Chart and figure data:

◇ ◇ ◇ ◇ ◇

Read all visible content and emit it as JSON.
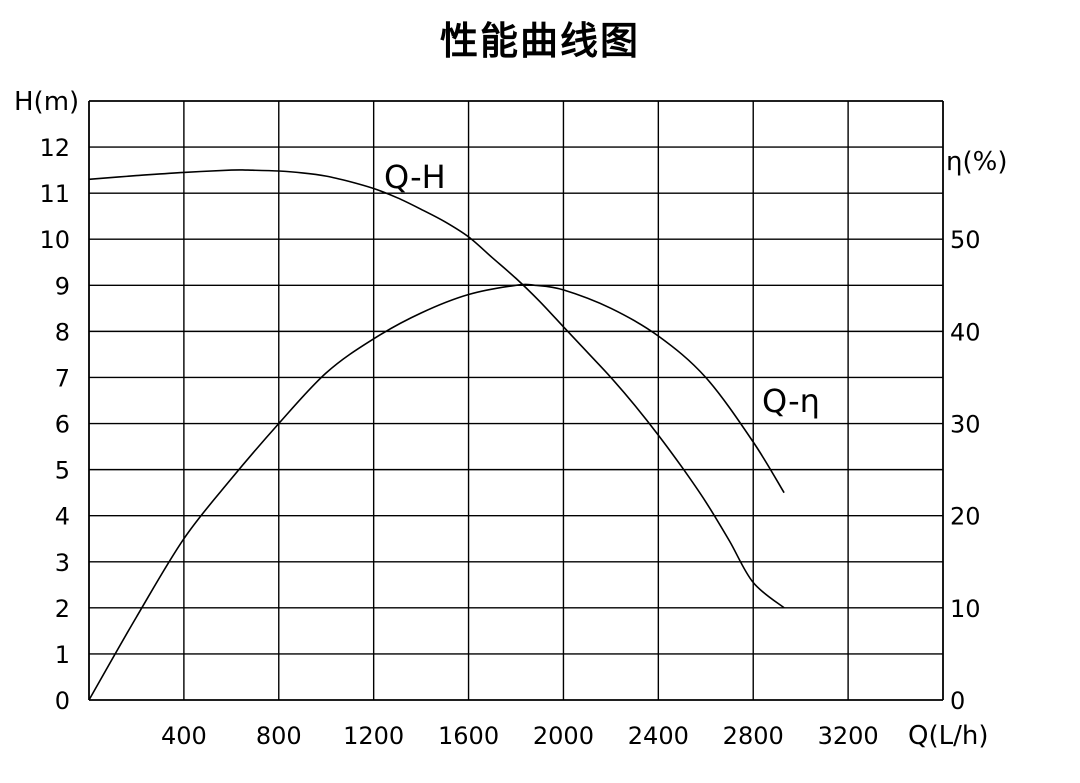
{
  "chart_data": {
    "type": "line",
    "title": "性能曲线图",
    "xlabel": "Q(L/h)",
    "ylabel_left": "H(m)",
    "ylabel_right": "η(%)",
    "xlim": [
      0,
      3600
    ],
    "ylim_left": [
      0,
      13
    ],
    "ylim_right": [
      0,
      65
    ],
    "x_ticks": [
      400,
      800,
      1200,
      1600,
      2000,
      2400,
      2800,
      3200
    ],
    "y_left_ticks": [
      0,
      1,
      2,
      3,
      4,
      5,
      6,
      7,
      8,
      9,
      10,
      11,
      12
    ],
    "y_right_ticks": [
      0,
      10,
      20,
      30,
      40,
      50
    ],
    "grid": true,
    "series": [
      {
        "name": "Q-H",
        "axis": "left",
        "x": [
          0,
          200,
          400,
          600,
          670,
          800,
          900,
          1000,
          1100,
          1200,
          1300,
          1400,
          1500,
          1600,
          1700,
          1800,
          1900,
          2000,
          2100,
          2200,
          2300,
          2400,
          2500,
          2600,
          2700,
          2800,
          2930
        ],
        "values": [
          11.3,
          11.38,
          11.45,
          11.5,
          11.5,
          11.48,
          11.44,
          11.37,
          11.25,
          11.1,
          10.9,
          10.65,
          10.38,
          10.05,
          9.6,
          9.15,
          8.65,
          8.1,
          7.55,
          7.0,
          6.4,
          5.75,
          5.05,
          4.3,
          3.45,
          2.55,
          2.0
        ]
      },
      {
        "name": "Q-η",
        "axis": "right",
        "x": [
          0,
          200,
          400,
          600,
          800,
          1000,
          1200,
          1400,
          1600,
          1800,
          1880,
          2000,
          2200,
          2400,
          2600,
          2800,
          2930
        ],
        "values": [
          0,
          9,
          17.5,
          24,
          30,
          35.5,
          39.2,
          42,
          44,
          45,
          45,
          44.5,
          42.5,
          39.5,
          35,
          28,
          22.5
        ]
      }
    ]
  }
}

◇ ◇ ◇ ◇ ◇

WHAT YOU ARE ASKED TO DO: Repeat the material above verbatim. Leave the pictures behind.

RESPONSE TO THE TASK:
Read all visible content and emit it as JSON.
{
  "chart_data": {
    "type": "line",
    "title": "性能曲线图",
    "xlabel": "Q(L/h)",
    "ylabel_left": "H(m)",
    "ylabel_right": "η(%)",
    "xlim": [
      0,
      3600
    ],
    "ylim_left": [
      0,
      13
    ],
    "ylim_right": [
      0,
      65
    ],
    "x_ticks": [
      400,
      800,
      1200,
      1600,
      2000,
      2400,
      2800,
      3200
    ],
    "y_left_ticks": [
      0,
      1,
      2,
      3,
      4,
      5,
      6,
      7,
      8,
      9,
      10,
      11,
      12
    ],
    "y_right_ticks": [
      0,
      10,
      20,
      30,
      40,
      50
    ],
    "grid": true,
    "series": [
      {
        "name": "Q-H",
        "axis": "left",
        "x": [
          0,
          200,
          400,
          600,
          670,
          800,
          900,
          1000,
          1100,
          1200,
          1300,
          1400,
          1500,
          1600,
          1700,
          1800,
          1900,
          2000,
          2100,
          2200,
          2300,
          2400,
          2500,
          2600,
          2700,
          2800,
          2930
        ],
        "values": [
          11.3,
          11.38,
          11.45,
          11.5,
          11.5,
          11.48,
          11.44,
          11.37,
          11.25,
          11.1,
          10.9,
          10.65,
          10.38,
          10.05,
          9.6,
          9.15,
          8.65,
          8.1,
          7.55,
          7.0,
          6.4,
          5.75,
          5.05,
          4.3,
          3.45,
          2.55,
          2.0
        ]
      },
      {
        "name": "Q-η",
        "axis": "right",
        "x": [
          0,
          200,
          400,
          600,
          800,
          1000,
          1200,
          1400,
          1600,
          1800,
          1880,
          2000,
          2200,
          2400,
          2600,
          2800,
          2930
        ],
        "values": [
          0,
          9,
          17.5,
          24,
          30,
          35.5,
          39.2,
          42,
          44,
          45,
          45,
          44.5,
          42.5,
          39.5,
          35,
          28,
          22.5
        ]
      }
    ]
  }
}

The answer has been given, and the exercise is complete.